_YOUR OBJECTIVE_
Print out the material that follows word for word.

* BEGIN MATERIALS PROVIDED *

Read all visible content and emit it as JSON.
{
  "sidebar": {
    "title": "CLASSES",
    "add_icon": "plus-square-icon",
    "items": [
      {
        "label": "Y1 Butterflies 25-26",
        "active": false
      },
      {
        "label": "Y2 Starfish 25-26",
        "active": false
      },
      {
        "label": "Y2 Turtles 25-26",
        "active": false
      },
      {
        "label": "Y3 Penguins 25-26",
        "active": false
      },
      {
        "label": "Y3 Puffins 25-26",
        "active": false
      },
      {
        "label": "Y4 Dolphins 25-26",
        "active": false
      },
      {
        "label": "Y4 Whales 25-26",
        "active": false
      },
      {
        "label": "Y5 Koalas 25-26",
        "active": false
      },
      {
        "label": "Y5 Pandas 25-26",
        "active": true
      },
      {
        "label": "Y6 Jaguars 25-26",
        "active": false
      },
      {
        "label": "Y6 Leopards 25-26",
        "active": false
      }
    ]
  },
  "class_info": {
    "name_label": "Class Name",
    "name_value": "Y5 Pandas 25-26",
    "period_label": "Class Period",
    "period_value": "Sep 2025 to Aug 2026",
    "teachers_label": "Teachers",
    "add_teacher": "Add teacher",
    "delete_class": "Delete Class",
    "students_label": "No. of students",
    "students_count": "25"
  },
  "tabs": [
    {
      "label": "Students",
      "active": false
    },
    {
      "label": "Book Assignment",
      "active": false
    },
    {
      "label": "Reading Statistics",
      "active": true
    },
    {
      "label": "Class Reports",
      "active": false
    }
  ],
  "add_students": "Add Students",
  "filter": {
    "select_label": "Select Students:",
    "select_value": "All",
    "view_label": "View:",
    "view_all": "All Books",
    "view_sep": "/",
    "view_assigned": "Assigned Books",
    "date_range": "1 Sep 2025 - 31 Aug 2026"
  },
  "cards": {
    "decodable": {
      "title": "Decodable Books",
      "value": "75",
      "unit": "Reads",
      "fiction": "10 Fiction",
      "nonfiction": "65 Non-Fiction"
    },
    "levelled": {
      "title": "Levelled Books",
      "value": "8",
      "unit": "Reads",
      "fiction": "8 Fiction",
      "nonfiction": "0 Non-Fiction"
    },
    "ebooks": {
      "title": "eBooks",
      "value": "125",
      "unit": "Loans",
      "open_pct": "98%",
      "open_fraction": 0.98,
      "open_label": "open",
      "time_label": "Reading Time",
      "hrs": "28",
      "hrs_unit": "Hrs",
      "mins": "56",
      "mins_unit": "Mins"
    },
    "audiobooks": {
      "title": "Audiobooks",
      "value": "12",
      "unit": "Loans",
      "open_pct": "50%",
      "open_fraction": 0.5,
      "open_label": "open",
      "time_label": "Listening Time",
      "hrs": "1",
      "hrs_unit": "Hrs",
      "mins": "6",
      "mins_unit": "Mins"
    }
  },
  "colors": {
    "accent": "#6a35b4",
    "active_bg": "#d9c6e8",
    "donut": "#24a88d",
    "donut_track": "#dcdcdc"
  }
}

* END MATERIALS PROVIDED *

_WRITTEN RESPONSE_
Read all visible content and emit it as JSON.
{
  "sidebar": {
    "title": "CLASSES",
    "add_icon": "plus-square-icon",
    "items": [
      {
        "label": "Y1 Butterflies 25-26",
        "active": false
      },
      {
        "label": "Y2 Starfish 25-26",
        "active": false
      },
      {
        "label": "Y2 Turtles 25-26",
        "active": false
      },
      {
        "label": "Y3 Penguins 25-26",
        "active": false
      },
      {
        "label": "Y3 Puffins 25-26",
        "active": false
      },
      {
        "label": "Y4 Dolphins 25-26",
        "active": false
      },
      {
        "label": "Y4 Whales 25-26",
        "active": false
      },
      {
        "label": "Y5 Koalas 25-26",
        "active": false
      },
      {
        "label": "Y5 Pandas 25-26",
        "active": true
      },
      {
        "label": "Y6 Jaguars 25-26",
        "active": false
      },
      {
        "label": "Y6 Leopards 25-26",
        "active": false
      }
    ]
  },
  "class_info": {
    "name_label": "Class Name",
    "name_value": "Y5 Pandas 25-26",
    "period_label": "Class Period",
    "period_value": "Sep 2025 to Aug 2026",
    "teachers_label": "Teachers",
    "add_teacher": "Add teacher",
    "delete_class": "Delete Class",
    "students_label": "No. of students",
    "students_count": "25"
  },
  "tabs": [
    {
      "label": "Students",
      "active": false
    },
    {
      "label": "Book Assignment",
      "active": false
    },
    {
      "label": "Reading Statistics",
      "active": true
    },
    {
      "label": "Class Reports",
      "active": false
    }
  ],
  "add_students": "Add Students",
  "filter": {
    "select_label": "Select Students:",
    "select_value": "All",
    "view_label": "View:",
    "view_all": "All Books",
    "view_sep": "/",
    "view_assigned": "Assigned Books",
    "date_range": "1 Sep 2025 - 31 Aug 2026"
  },
  "cards": {
    "decodable": {
      "title": "Decodable Books",
      "value": "75",
      "unit": "Reads",
      "fiction": "10 Fiction",
      "nonfiction": "65 Non-Fiction"
    },
    "levelled": {
      "title": "Levelled Books",
      "value": "8",
      "unit": "Reads",
      "fiction": "8 Fiction",
      "nonfiction": "0 Non-Fiction"
    },
    "ebooks": {
      "title": "eBooks",
      "value": "125",
      "unit": "Loans",
      "open_pct": "98%",
      "open_fraction": 0.98,
      "open_label": "open",
      "time_label": "Reading Time",
      "hrs": "28",
      "hrs_unit": "Hrs",
      "mins": "56",
      "mins_unit": "Mins"
    },
    "audiobooks": {
      "title": "Audiobooks",
      "value": "12",
      "unit": "Loans",
      "open_pct": "50%",
      "open_fraction": 0.5,
      "open_label": "open",
      "time_label": "Listening Time",
      "hrs": "1",
      "hrs_unit": "Hrs",
      "mins": "6",
      "mins_unit": "Mins"
    }
  },
  "colors": {
    "accent": "#6a35b4",
    "active_bg": "#d9c6e8",
    "donut": "#24a88d",
    "donut_track": "#dcdcdc"
  }
}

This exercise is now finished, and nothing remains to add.